**Description of the task**
Your answer should be one number: how many lines of the data include the string "fAmpGEMDC"?

**Extracted material**
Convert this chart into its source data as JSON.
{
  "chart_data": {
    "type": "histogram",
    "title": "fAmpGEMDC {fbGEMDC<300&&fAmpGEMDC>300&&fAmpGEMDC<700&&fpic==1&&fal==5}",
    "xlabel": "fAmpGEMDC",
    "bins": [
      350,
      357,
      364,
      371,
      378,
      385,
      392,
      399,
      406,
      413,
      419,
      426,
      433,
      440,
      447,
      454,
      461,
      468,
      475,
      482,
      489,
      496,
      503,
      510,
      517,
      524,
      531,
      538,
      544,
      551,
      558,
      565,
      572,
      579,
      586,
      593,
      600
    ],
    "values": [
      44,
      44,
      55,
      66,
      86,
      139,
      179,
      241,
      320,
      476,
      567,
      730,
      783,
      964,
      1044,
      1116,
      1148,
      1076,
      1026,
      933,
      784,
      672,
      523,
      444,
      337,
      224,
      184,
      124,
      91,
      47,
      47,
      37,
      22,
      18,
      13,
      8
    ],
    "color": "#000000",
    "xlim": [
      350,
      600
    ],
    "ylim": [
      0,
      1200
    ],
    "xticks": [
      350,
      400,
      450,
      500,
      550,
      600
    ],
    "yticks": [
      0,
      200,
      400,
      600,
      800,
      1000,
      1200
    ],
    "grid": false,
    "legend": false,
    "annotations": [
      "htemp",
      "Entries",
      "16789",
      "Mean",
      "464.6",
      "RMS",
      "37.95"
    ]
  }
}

**Correct result**
2